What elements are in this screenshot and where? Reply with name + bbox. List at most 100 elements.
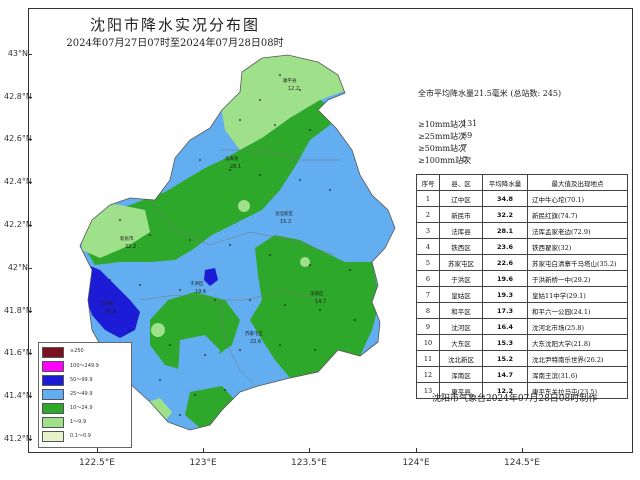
- zone-1-9-spot: [238, 200, 250, 212]
- legend-label: 100～249.9: [70, 363, 99, 369]
- district-rainfall-table: 序号 县、区 平均降水量 最大值及出现地点 1 辽中区 34.8 辽中牛心坨(70.1…: [416, 174, 628, 399]
- legend-swatch: [42, 375, 64, 386]
- row-district: 和平区: [439, 302, 483, 319]
- row-index: 9: [416, 318, 440, 335]
- table-header: 平均降水量: [482, 174, 528, 191]
- map-label-value: 28.1: [230, 164, 241, 170]
- map-label-name: 于洪区: [190, 280, 204, 287]
- district-boundary: [149, 199, 336, 256]
- row-max: 沈北尹特南乐世界(26.2): [527, 350, 628, 367]
- table-header-row: 序号 县、区 平均降水量 最大值及出现地点: [416, 174, 628, 191]
- legend-swatch: [42, 361, 64, 372]
- row-district: 皇姑区: [439, 286, 483, 303]
- count-row: ≥100mm站次 0: [418, 155, 471, 166]
- zone-1-9-north: [220, 55, 360, 150]
- row-district: 辽中区: [439, 190, 483, 207]
- row-average: 19.3: [482, 286, 528, 303]
- row-max: 法库孟家老边(72.9): [527, 222, 628, 239]
- count-label: ≥50mm站次: [418, 144, 467, 153]
- station-markers: [109, 74, 356, 416]
- legend-swatch: [42, 347, 64, 358]
- footer-credit: 沈阳市气象台2024年07月28日08时制作: [432, 394, 598, 404]
- city-boundary: [79, 54, 396, 431]
- row-max: 新民红旗(74.7): [527, 206, 628, 223]
- row-index: 4: [416, 238, 440, 255]
- lat-label: 41.8°N: [4, 306, 32, 315]
- lat-tick: [28, 225, 32, 226]
- legend-label: 50～99.9: [70, 377, 93, 383]
- legend-label: 1～9.9: [70, 419, 87, 425]
- row-district: 于洪区: [439, 270, 483, 287]
- legend-label: 0.1～0.9: [70, 433, 91, 439]
- count-label: ≥25mm站次: [418, 132, 467, 141]
- count-value: 69: [462, 131, 473, 140]
- row-max: 浑南王滨(31.6): [527, 366, 628, 383]
- lat-label: 42°N: [7, 263, 28, 272]
- row-index: 12: [416, 366, 440, 383]
- count-row: ≥25mm站次 69: [418, 131, 472, 142]
- lat-tick: [28, 439, 32, 440]
- table-row: 11 沈北新区 15.2 沈北尹特南乐世界(26.2): [416, 350, 628, 367]
- zone-1-9-spot: [151, 323, 165, 337]
- row-district: 新民市: [439, 206, 483, 223]
- row-district: 苏家屯区: [439, 254, 483, 271]
- row-average: 34.8: [482, 190, 528, 207]
- table-row: 1 辽中区 34.8 辽中牛心坨(70.1): [416, 190, 628, 207]
- map-label-value: 22.6: [250, 339, 261, 345]
- row-max: 于洪新桥一中(29.2): [527, 270, 628, 287]
- row-district: 法库县: [439, 222, 483, 239]
- zone-25-49-south: [178, 335, 220, 385]
- count-value: 131: [462, 119, 478, 128]
- row-district: 沈北新区: [439, 350, 483, 367]
- table-row: 7 皇姑区 19.3 皇姑11中学(29.1): [416, 286, 628, 303]
- lat-tick: [28, 54, 32, 55]
- lon-label: 122.5°E: [79, 458, 115, 468]
- count-label: ≥10mm站次: [418, 120, 467, 129]
- lon-tick: [522, 448, 523, 453]
- map-label-value: 19.6: [195, 289, 206, 295]
- map-label-name: 苏家屯区: [245, 330, 263, 337]
- map-label-name: 新民市: [120, 235, 134, 242]
- map-legend: ≥250 100～249.9 50～99.9 25～49.9 10～24.9 1…: [38, 342, 132, 448]
- map-label-name: 法库县: [225, 155, 239, 162]
- row-average: 17.3: [482, 302, 528, 319]
- district-boundary: [220, 149, 340, 161]
- district-boundary: [219, 299, 256, 386]
- legend-swatch: [42, 417, 64, 428]
- row-max: 苏家屯白清寨千马塔山(35.2): [527, 254, 628, 271]
- lat-label: 42.2°N: [4, 220, 32, 229]
- row-max: 铁西翟家(32): [527, 238, 628, 255]
- map-title: 沈阳市降水实况分布图: [89, 16, 260, 34]
- lat-tick: [28, 97, 32, 98]
- lon-label: 124.5°E: [504, 458, 540, 468]
- legend-swatch: [42, 389, 64, 400]
- district-boundary: [139, 289, 321, 301]
- row-max: 康平东关拉马屯(23.5): [527, 382, 628, 399]
- map-label-value: 15.2: [280, 219, 291, 225]
- lon-label: 123°E: [189, 458, 217, 468]
- row-max: 和平六一公园(24.1): [527, 302, 628, 319]
- table-header: 县、区: [439, 174, 483, 191]
- table-header: 序号: [416, 174, 440, 191]
- zone-1-9-spot: [300, 257, 310, 267]
- table-row: 2 新民市 32.2 新民红旗(74.7): [416, 206, 628, 223]
- lat-label: 41.4°N: [4, 391, 32, 400]
- table-row: 6 于洪区 19.6 于洪新桥一中(29.2): [416, 270, 628, 287]
- lat-label: 43°N: [7, 49, 28, 58]
- row-average: 15.2: [482, 350, 528, 367]
- zone-50-99-small: [204, 268, 218, 286]
- lon-label: 123.5°E: [291, 458, 327, 468]
- count-label: ≥100mm站次: [418, 156, 472, 165]
- lon-tick: [203, 448, 204, 453]
- row-average: 19.6: [482, 270, 528, 287]
- row-index: 3: [416, 222, 440, 239]
- lat-tick: [28, 396, 32, 397]
- row-average: 14.7: [482, 366, 528, 383]
- lon-tick: [416, 448, 417, 453]
- row-index: 1: [416, 190, 440, 207]
- lat-label: 42.4°N: [4, 177, 32, 186]
- map-label-value: 12.2: [288, 86, 299, 92]
- lon-tick: [309, 448, 310, 453]
- row-index: 8: [416, 302, 440, 319]
- row-index: 2: [416, 206, 440, 223]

* _Written exercise_
Copy out every row above word for word, but leave out the pictures.

* _Response_
What elements are in this screenshot and where? Reply with name + bbox. List at most 100 elements.
- zone-1-9-spot: [238, 200, 250, 212]
- legend-label: 100～249.9: [70, 363, 99, 369]
- district-rainfall-table: 序号 县、区 平均降水量 最大值及出现地点 1 辽中区 34.8 辽中牛心坨(70.1…: [416, 174, 628, 399]
- legend-swatch: [42, 375, 64, 386]
- row-district: 和平区: [439, 302, 483, 319]
- row-index: 9: [416, 318, 440, 335]
- table-header: 平均降水量: [482, 174, 528, 191]
- map-label-value: 28.1: [230, 164, 241, 170]
- map-label-name: 于洪区: [190, 280, 204, 287]
- district-boundary: [149, 199, 336, 256]
- row-max: 沈北尹特南乐世界(26.2): [527, 350, 628, 367]
- table-header-row: 序号 县、区 平均降水量 最大值及出现地点: [416, 174, 628, 191]
- legend-swatch: [42, 361, 64, 372]
- row-district: 皇姑区: [439, 286, 483, 303]
- count-row: ≥100mm站次 0: [418, 155, 471, 166]
- zone-1-9-north: [220, 55, 360, 150]
- row-district: 辽中区: [439, 190, 483, 207]
- row-average: 19.3: [482, 286, 528, 303]
- row-max: 法库孟家老边(72.9): [527, 222, 628, 239]
- count-label: ≥50mm站次: [418, 144, 467, 153]
- station-markers: [109, 74, 356, 416]
- legend-swatch: [42, 347, 64, 358]
- footer-credit: 沈阳市气象台2024年07月28日08时制作: [432, 394, 598, 404]
- city-boundary: [79, 54, 396, 431]
- row-max: 新民红旗(74.7): [527, 206, 628, 223]
- row-index: 4: [416, 238, 440, 255]
- lat-label: 41.8°N: [4, 306, 32, 315]
- lat-tick: [28, 225, 32, 226]
- legend-label: 50～99.9: [70, 377, 93, 383]
- legend-label: 1～9.9: [70, 419, 87, 425]
- row-district: 于洪区: [439, 270, 483, 287]
- legend-label: 0.1～0.9: [70, 433, 91, 439]
- count-label: ≥25mm站次: [418, 132, 467, 141]
- count-value: 69: [462, 131, 473, 140]
- row-max: 浑南王滨(31.6): [527, 366, 628, 383]
- lat-label: 42°N: [7, 263, 28, 272]
- row-index: 12: [416, 366, 440, 383]
- count-row: ≥25mm站次 69: [418, 131, 472, 142]
- lat-tick: [28, 439, 32, 440]
- table-row: 11 沈北新区 15.2 沈北尹特南乐世界(26.2): [416, 350, 628, 367]
- zone-1-9-spot: [151, 323, 165, 337]
- row-district: 新民市: [439, 206, 483, 223]
- row-district: 苏家屯区: [439, 254, 483, 271]
- row-average: 34.8: [482, 190, 528, 207]
- table-row: 1 辽中区 34.8 辽中牛心坨(70.1): [416, 190, 628, 207]
- map-label-value: 22.6: [250, 339, 261, 345]
- row-max: 于洪新桥一中(29.2): [527, 270, 628, 287]
- row-district: 法库县: [439, 222, 483, 239]
- zone-25-49-south: [178, 335, 220, 385]
- count-value: 131: [462, 119, 478, 128]
- row-district: 沈北新区: [439, 350, 483, 367]
- table-row: 7 皇姑区 19.3 皇姑11中学(29.1): [416, 286, 628, 303]
- lat-tick: [28, 54, 32, 55]
- lon-label: 122.5°E: [79, 458, 115, 468]
- count-label: ≥10mm站次: [418, 120, 467, 129]
- lon-tick: [522, 448, 523, 453]
- map-label-value: 19.6: [195, 289, 206, 295]
- map-label-name: 苏家屯区: [245, 330, 263, 337]
- map-label-name: 新民市: [120, 235, 134, 242]
- map-legend: ≥250 100～249.9 50～99.9 25～49.9 10～24.9 1…: [38, 342, 132, 448]
- map-label-name: 法库县: [225, 155, 239, 162]
- row-average: 17.3: [482, 302, 528, 319]
- district-boundary: [220, 149, 340, 161]
- district-boundary: [219, 299, 256, 386]
- legend-swatch: [42, 417, 64, 428]
- row-max: 苏家屯白清寨千马塔山(35.2): [527, 254, 628, 271]
- lat-label: 42.2°N: [4, 220, 32, 229]
- row-max: 铁西翟家(32): [527, 238, 628, 255]
- map-title: 沈阳市降水实况分布图: [89, 16, 260, 34]
- lat-tick: [28, 97, 32, 98]
- lon-label: 124.5°E: [504, 458, 540, 468]
- legend-swatch: [42, 389, 64, 400]
- district-boundary: [139, 289, 321, 301]
- row-max: 康平东关拉马屯(23.5): [527, 382, 628, 399]
- map-label-value: 15.2: [280, 219, 291, 225]
- lon-label: 123°E: [189, 458, 217, 468]
- row-max: 和平六一公园(24.1): [527, 302, 628, 319]
- table-header: 县、区: [439, 174, 483, 191]
- table-header: 序号: [416, 174, 440, 191]
- zone-1-9-spot: [300, 257, 310, 267]
- table-row: 2 新民市 32.2 新民红旗(74.7): [416, 206, 628, 223]
- lat-label: 41.4°N: [4, 391, 32, 400]
- table-row: 6 于洪区 19.6 于洪新桥一中(29.2): [416, 270, 628, 287]
- lat-label: 43°N: [7, 49, 28, 58]
- row-average: 15.2: [482, 350, 528, 367]
- zone-50-99-small: [204, 268, 218, 286]
- lon-label: 123.5°E: [291, 458, 327, 468]
- count-label: ≥100mm站次: [418, 156, 472, 165]
- lon-tick: [203, 448, 204, 453]
- row-average: 19.6: [482, 270, 528, 287]
- row-index: 3: [416, 222, 440, 239]
- lat-tick: [28, 396, 32, 397]
- row-average: 14.7: [482, 366, 528, 383]
- lon-tick: [416, 448, 417, 453]
- row-index: 1: [416, 190, 440, 207]
- lat-label: 42.4°N: [4, 177, 32, 186]
- map-label-value: 12.2: [288, 86, 299, 92]
- lon-tick: [309, 448, 310, 453]
- row-index: 8: [416, 302, 440, 319]
- row-index: 2: [416, 206, 440, 223]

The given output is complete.